__Do this__.
Reproduce, unchanged, the lines of the material starting with the line that contains "ephemeris-value: 50.55 <box>304" and going on through the line that contains "ephemeris-value: 3.45 <box>105", both included.

__Stored rows__.
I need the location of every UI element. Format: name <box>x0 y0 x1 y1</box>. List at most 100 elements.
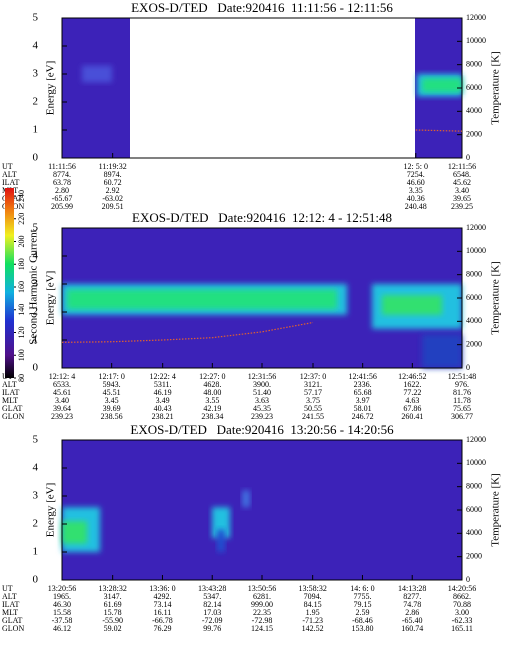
ephemeris-value: 50.55 <box>304 404 322 413</box>
ephemeris-value: 239.23 <box>51 412 73 421</box>
spectrogram-fill <box>217 529 225 552</box>
ephemeris-value: 1.95 <box>306 608 320 617</box>
ephemeris-value: 22.35 <box>253 608 271 617</box>
ephemeris-value: 60.72 <box>104 178 122 187</box>
y-tick-label: 3 <box>33 278 39 290</box>
ephemeris-value: 13:50:56 <box>248 584 276 593</box>
ephemeris-value: -62.33 <box>452 616 473 625</box>
ephemeris-value: 160.74 <box>401 624 423 633</box>
y-tick-label: 0 <box>33 362 39 374</box>
y-tick-label: 4 <box>33 250 39 262</box>
ephemeris-value: 14:20:56 <box>448 584 476 593</box>
y-tick-label: 2 <box>33 518 39 530</box>
colorbar-tick-label: 140 <box>17 304 26 316</box>
y2-tick-label: 4000 <box>466 528 482 537</box>
ephemeris-value: 1622. <box>403 380 421 389</box>
colorbar-tick-label: 200 <box>17 236 26 248</box>
panel-title: EXOS-D/TED Date:920416 13:20:56 - 14:20:… <box>130 422 394 437</box>
ephemeris-label: MLT <box>2 396 18 405</box>
ephemeris-value: 39.65 <box>453 194 471 203</box>
ephemeris-value: 3.45 <box>105 396 119 405</box>
ephemeris-value: 15.78 <box>104 608 122 617</box>
y2-tick-label: 10000 <box>466 458 486 467</box>
y2-tick-label: 2000 <box>466 339 482 348</box>
ephemeris-value: 239.23 <box>251 412 273 421</box>
ephemeris-value: 12:11:56 <box>448 162 476 171</box>
ephemeris-value: 46.30 <box>53 600 71 609</box>
ephemeris-value: 1965. <box>53 592 71 601</box>
y2-tick-label: 0 <box>466 363 470 372</box>
ephemeris-value: 124.15 <box>251 624 273 633</box>
ephemeris-value: 2.92 <box>106 186 120 195</box>
ephemeris-value: 11:19:32 <box>99 162 127 171</box>
ephemeris-value: 57.17 <box>304 388 322 397</box>
y-tick-label: 0 <box>33 574 39 586</box>
y-tick-label: 2 <box>33 306 39 318</box>
ephemeris-label: ILAT <box>2 600 19 609</box>
y-tick-label: 3 <box>33 490 39 502</box>
y2-tick-label: 4000 <box>466 316 482 325</box>
ephemeris-value: -37.58 <box>52 616 73 625</box>
ephemeris-value: 12:31:56 <box>248 372 276 381</box>
ephemeris-value: 205.99 <box>51 202 73 211</box>
ephemeris-label: ALT <box>2 170 17 179</box>
ephemeris-value: 51.40 <box>253 388 271 397</box>
ephemeris-value: 12:27: 0 <box>199 372 225 381</box>
ephemeris-label: ILAT <box>2 388 19 397</box>
y-tick-label: 5 <box>33 12 39 24</box>
ephemeris-value: 3.75 <box>306 396 320 405</box>
ephemeris-value: 46.19 <box>154 388 172 397</box>
ephemeris-value: 13:36: 0 <box>149 584 175 593</box>
ephemeris-label: MLT <box>2 608 18 617</box>
ephemeris-value: 46.12 <box>53 624 71 633</box>
ephemeris-value: 46.60 <box>407 178 425 187</box>
panel-title: EXOS-D/TED Date:920416 12:12: 4 - 12:51:… <box>132 210 392 225</box>
spectrogram-fill <box>422 78 462 93</box>
y2-tick-label: 4000 <box>466 106 482 115</box>
ephemeris-value: -66.78 <box>152 616 173 625</box>
ephemeris-value: 2.80 <box>55 186 69 195</box>
ephemeris-value: 238.21 <box>152 412 174 421</box>
ephemeris-value: 65.68 <box>354 388 372 397</box>
colorbar-tick-label: 120 <box>17 327 26 339</box>
ephemeris-value: 7254. <box>407 170 425 179</box>
y-tick-label: 5 <box>33 434 39 446</box>
ephemeris-value: 12:51:48 <box>448 372 476 381</box>
ephemeris-label: GLAT <box>2 404 23 413</box>
ephemeris-value: 8774. <box>53 170 71 179</box>
colorbar-label: Second Harmonic Current <box>28 229 40 344</box>
y2-tick-label: 10000 <box>466 36 486 45</box>
y2-axis-label: Temperature [K] <box>490 261 502 334</box>
ephemeris-value: 40.43 <box>154 404 172 413</box>
ephemeris-value: 6533. <box>53 380 71 389</box>
ephemeris-value: 67.86 <box>403 404 421 413</box>
ephemeris-value: 79.15 <box>353 600 371 609</box>
ephemeris-value: 42.19 <box>203 404 221 413</box>
y2-tick-label: 8000 <box>466 269 482 278</box>
ephemeris-value: 8662. <box>453 592 471 601</box>
ephemeris-value: 84.15 <box>304 600 322 609</box>
y-axis-label: Energy [eV] <box>45 483 57 537</box>
colorbar-tick-label: 80 <box>17 374 26 382</box>
ephemeris-value: 75.65 <box>453 404 471 413</box>
ephemeris-value: 48.00 <box>203 388 221 397</box>
ephemeris-value: 74.78 <box>403 600 421 609</box>
ephemeris-value: 6548. <box>453 170 471 179</box>
spectrogram-fill <box>212 507 230 538</box>
ephemeris-value: 58.01 <box>354 404 372 413</box>
ephemeris-value: 8974. <box>104 170 122 179</box>
ephemeris-value: 3.40 <box>55 396 69 405</box>
ephemeris-value: 5347. <box>203 592 221 601</box>
ephemeris-value: -72.09 <box>202 616 223 625</box>
ephemeris-value: 306.77 <box>451 412 473 421</box>
y-tick-label: 2 <box>33 96 39 108</box>
ephemeris-value: -72.98 <box>252 616 273 625</box>
ephemeris-value: 73.14 <box>153 600 171 609</box>
ephemeris-value: 76.29 <box>153 624 171 633</box>
ephemeris-value: 3.40 <box>455 186 469 195</box>
y2-tick-label: 6000 <box>466 83 482 92</box>
ephemeris-value: 45.35 <box>253 404 271 413</box>
y2-axis-label: Temperature [K] <box>490 51 502 124</box>
ephemeris-value: 3147. <box>104 592 122 601</box>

__Full output__.
ephemeris-value: 50.55 <box>304 404 322 413</box>
ephemeris-value: 239.23 <box>51 412 73 421</box>
spectrogram-fill <box>217 529 225 552</box>
ephemeris-value: 1.95 <box>306 608 320 617</box>
ephemeris-value: 22.35 <box>253 608 271 617</box>
ephemeris-value: 60.72 <box>104 178 122 187</box>
y-tick-label: 3 <box>33 278 39 290</box>
ephemeris-value: 13:50:56 <box>248 584 276 593</box>
ephemeris-value: -62.33 <box>452 616 473 625</box>
ephemeris-value: 160.74 <box>401 624 423 633</box>
y-tick-label: 0 <box>33 362 39 374</box>
y-tick-label: 4 <box>33 250 39 262</box>
ephemeris-value: 14:20:56 <box>448 584 476 593</box>
y-tick-label: 2 <box>33 518 39 530</box>
colorbar-tick-label: 140 <box>17 304 26 316</box>
y2-tick-label: 4000 <box>466 528 482 537</box>
ephemeris-value: 1622. <box>403 380 421 389</box>
colorbar-tick-label: 200 <box>17 236 26 248</box>
panel-title: EXOS-D/TED Date:920416 13:20:56 - 14:20:… <box>130 422 394 437</box>
ephemeris-label: MLT <box>2 396 18 405</box>
ephemeris-value: 39.65 <box>453 194 471 203</box>
ephemeris-value: 3.45 <box>105 396 119 405</box>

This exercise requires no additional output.